## begin Extracted records

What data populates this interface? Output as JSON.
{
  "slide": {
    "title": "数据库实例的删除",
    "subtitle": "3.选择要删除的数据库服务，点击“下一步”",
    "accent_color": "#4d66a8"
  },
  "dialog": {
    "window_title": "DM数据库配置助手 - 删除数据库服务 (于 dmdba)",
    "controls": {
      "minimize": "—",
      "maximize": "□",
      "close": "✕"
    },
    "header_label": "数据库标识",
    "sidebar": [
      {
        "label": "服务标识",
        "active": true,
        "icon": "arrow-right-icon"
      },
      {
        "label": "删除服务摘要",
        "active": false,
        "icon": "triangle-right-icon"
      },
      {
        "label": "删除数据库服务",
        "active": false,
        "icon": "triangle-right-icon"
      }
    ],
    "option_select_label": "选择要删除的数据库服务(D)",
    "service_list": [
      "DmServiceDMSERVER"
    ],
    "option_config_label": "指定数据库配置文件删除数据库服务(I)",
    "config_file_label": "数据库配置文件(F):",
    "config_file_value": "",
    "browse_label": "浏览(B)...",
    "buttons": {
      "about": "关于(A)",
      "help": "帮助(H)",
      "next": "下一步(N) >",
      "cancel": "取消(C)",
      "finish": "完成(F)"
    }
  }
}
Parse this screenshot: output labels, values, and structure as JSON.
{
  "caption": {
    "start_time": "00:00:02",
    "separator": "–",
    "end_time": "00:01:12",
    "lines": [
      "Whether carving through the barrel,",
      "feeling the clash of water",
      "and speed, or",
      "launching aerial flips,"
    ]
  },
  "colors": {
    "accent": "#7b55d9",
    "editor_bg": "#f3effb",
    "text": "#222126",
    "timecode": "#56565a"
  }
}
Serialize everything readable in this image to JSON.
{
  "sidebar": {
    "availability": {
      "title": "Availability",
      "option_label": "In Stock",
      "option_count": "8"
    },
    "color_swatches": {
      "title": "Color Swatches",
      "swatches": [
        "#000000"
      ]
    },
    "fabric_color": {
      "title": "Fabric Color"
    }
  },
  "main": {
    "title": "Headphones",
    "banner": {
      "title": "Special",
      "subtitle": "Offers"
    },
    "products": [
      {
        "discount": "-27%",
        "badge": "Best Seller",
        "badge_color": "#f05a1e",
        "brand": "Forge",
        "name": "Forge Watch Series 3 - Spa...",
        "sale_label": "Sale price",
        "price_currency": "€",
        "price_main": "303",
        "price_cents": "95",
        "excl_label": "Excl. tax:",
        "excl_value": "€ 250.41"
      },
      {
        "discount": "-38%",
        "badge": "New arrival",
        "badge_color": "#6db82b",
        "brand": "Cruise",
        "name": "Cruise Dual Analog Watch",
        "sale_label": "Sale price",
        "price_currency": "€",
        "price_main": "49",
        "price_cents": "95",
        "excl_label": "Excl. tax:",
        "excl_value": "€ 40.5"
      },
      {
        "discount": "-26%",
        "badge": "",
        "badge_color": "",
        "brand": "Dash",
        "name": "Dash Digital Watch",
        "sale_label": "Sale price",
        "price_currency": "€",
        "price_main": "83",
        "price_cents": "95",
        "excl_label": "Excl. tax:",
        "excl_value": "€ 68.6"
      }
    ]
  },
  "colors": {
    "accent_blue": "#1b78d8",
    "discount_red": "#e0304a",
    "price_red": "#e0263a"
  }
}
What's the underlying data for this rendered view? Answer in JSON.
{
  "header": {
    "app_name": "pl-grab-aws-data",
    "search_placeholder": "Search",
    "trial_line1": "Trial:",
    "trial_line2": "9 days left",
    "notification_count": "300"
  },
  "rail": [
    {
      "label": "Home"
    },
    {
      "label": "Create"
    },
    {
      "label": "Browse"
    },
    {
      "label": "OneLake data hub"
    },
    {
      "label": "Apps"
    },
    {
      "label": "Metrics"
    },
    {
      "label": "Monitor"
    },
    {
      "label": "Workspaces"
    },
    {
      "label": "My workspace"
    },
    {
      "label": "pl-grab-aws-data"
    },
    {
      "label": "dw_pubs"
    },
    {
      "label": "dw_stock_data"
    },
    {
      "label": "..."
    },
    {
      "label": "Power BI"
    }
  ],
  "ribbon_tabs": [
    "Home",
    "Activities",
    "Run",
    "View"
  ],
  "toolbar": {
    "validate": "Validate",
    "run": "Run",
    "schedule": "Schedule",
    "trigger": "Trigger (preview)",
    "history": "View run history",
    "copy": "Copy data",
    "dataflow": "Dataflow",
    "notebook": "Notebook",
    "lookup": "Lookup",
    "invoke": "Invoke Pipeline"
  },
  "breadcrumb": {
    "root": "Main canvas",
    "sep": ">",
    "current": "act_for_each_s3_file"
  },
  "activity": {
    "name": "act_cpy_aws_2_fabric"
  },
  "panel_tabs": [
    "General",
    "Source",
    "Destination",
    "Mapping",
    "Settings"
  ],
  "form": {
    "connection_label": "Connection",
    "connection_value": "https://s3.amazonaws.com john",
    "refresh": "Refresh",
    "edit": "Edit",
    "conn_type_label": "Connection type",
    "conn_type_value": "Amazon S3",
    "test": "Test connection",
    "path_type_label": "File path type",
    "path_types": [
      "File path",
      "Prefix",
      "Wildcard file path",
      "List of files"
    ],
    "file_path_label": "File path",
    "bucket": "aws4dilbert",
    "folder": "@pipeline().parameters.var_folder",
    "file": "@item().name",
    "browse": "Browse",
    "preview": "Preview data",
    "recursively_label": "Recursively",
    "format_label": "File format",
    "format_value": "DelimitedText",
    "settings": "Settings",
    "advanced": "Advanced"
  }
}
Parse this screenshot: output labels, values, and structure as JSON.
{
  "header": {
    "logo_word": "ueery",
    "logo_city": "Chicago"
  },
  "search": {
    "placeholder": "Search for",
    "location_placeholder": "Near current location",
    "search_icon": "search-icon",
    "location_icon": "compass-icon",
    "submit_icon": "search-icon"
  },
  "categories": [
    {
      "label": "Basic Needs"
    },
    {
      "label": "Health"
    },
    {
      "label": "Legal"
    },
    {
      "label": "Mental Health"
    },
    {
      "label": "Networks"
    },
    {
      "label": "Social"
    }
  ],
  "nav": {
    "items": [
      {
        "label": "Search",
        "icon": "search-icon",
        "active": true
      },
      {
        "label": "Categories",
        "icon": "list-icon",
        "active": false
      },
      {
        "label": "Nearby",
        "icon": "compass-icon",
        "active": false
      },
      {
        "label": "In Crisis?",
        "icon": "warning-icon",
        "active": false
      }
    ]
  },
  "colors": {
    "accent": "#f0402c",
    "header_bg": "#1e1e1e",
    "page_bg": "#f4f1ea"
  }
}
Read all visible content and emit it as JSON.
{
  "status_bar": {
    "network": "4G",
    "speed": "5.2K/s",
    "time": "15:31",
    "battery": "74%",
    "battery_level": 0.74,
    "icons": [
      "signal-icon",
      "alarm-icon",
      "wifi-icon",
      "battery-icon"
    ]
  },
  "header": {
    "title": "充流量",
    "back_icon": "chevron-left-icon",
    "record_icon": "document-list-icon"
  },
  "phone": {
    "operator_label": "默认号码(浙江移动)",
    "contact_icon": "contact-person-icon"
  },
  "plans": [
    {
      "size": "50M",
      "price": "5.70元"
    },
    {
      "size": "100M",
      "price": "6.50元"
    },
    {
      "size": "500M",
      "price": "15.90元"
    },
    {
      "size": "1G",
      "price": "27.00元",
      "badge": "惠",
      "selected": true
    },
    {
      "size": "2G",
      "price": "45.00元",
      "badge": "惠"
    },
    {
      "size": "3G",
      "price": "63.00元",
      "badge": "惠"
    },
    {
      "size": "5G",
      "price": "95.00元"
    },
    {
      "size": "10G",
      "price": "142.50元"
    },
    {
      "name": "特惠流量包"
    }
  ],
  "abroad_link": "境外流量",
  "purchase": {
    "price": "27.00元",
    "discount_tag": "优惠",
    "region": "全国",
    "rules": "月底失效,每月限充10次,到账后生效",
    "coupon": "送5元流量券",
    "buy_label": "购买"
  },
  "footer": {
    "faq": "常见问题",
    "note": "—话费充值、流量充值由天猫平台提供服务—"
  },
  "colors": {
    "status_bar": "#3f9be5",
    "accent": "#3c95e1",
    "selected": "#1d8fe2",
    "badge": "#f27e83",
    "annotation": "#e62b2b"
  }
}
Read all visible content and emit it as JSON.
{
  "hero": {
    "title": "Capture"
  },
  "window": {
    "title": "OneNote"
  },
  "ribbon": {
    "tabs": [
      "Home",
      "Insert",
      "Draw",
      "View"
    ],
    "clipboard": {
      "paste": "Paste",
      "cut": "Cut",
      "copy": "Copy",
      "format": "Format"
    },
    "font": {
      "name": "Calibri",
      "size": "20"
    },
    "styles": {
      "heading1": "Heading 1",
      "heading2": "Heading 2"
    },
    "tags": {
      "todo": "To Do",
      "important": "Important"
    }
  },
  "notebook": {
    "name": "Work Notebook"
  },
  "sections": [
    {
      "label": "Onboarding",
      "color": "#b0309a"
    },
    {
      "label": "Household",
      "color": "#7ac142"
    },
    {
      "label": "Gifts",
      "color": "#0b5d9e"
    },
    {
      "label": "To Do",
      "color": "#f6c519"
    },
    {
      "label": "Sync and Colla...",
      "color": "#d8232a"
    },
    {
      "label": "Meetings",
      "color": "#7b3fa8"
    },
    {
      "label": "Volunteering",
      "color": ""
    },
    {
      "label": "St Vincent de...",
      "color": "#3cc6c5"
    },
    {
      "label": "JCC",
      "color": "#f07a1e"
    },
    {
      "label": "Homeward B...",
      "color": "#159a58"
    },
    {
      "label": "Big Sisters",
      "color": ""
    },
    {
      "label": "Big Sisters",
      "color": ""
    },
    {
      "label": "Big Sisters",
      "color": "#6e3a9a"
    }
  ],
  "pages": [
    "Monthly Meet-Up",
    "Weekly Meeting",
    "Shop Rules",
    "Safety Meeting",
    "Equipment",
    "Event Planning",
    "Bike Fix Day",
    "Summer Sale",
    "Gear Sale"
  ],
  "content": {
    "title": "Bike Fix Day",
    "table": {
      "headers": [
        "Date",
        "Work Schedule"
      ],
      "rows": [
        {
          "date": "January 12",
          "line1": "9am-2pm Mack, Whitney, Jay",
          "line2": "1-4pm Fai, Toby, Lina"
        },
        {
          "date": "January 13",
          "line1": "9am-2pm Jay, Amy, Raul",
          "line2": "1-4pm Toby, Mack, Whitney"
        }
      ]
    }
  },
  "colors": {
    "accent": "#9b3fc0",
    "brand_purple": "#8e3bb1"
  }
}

## end Extracted records

> Written task:
The word "left" may appear on some lines. Report how many lines hold it, giving the number alone.

> Reply to the exercise:
2